> **Page extract**

▼

What Did ERA Build For the National Security Agency (NSA)?

By the end of ERA’s first year, ERA had contracts for a digital device called Alcatraz which used thousands of vacuum tubes and relays. A contract for a system named O’Malley followed. Then two “exhaustive trial” systems called Hecate for $250,000 ($3.2 million in today’s dollars) and the follow-on system, Warlock ($500,000 – $6.4 million today.) Warlock was so large that it was kept at the ERA factory and operated as a remote operations center.

Next were the Robin machines, a photoelectric comparator, used to attack the Soviet Albatross code. The first two were delivered in the end of 1950. Thirteen more were delivered to NSA over the next two years.

ERA Disk Drives
One of the problems code breakers had was the difficulty of being able to store and operate on large sets of data. To do so, cryptanalysts used thousands of punched cards, miles of paper tapes and microfilm. ERA was the pioneer in the development of an early form of disk drives called magnetic drum memories.

ERA used these magnetic drums in the special systems they built for NSA and later in their Atlas computers. They also sold them as peripherals to other computer companies.

Goldberg, which followed, was another room-sized special purpose machine – a comparator with statistical capabilities – that took photoelectric sensing and paper tape scanning to new heights.

Costing $250,000 ($3.2 million in today’s dollars), it had 7,000 tubes and was one of the first Agency machines to use a magnetic drum to store and handle data.

Another similarly sized system, Demon, followed. It was a dictionary machine designed to crack a Soviet code. It also used 34-inch-diameter magnetic drum to perform a specialized version of table lookup. Three of these large systems were delivered.

ERA engineers operated at the same relentless and exhausting pace as they had done in war time – similar to how Silicon Valley silicon and computer companies would operate three decades later.

For the next decade ERA would continue to deliver a stream of special-purpose code breaking electronic systems and subsystems for the Navy cryptologic community. (These NSA documents give a hint at the number and variety of encryption and decryption equipment at NSA in the early 1950’s: here, here, here, here, and here.)

▲

> **Stored data**
▼

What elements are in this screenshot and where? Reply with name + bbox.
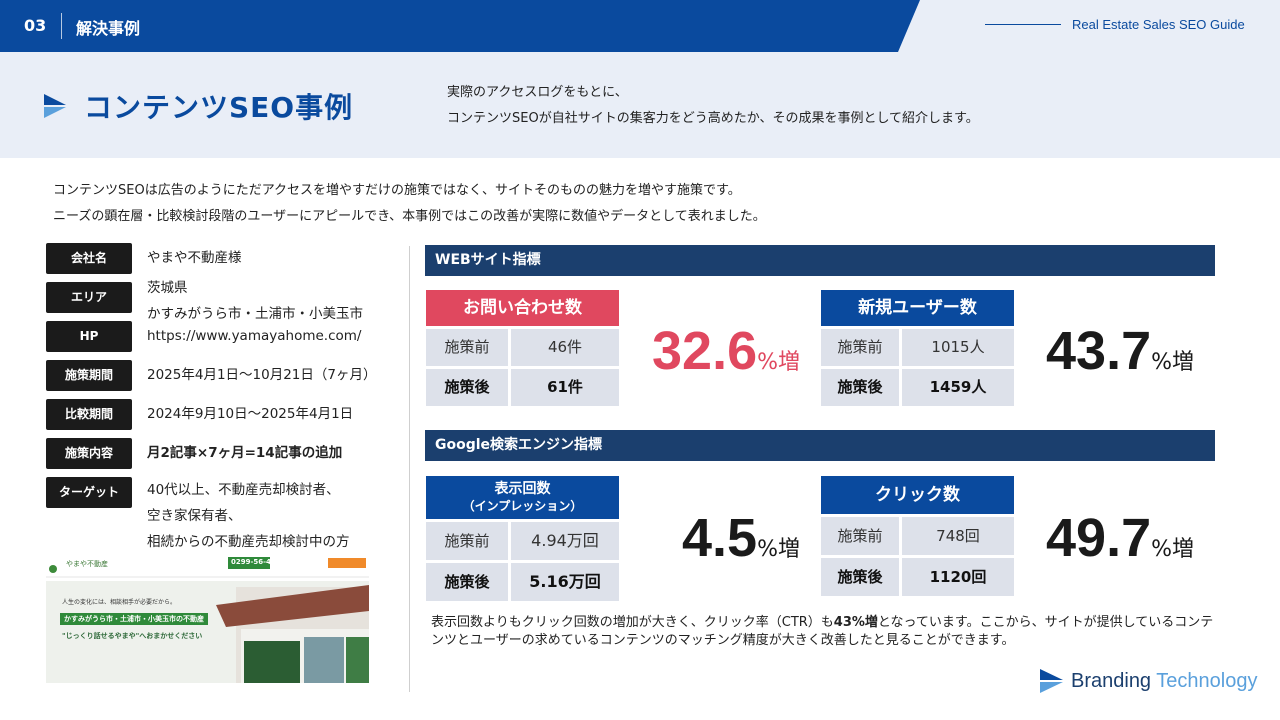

▲

> **Written problem 1**
In the extract on ERA's work for the NSA, how many vacuum tubes did the Goldberg machine have?
> **Written problem 2**
From the extract on ERA's work for the NSA, transcribe the passage that begins with the words containing "ERA used these" and ends with "to new heights.".

> **Complete response 1**
Goldberg had 7,000 tubes.

> **Complete response 2**
ERA used these magnetic drums in the special systems they built for NSA and later in their Atlas computers. They also sold them as peripherals to other computer companies.

Goldberg, which followed, was another room-sized special purpose machine – a comparator with statistical capabilities – that took photoelectric sensing and paper tape scanning to new heights.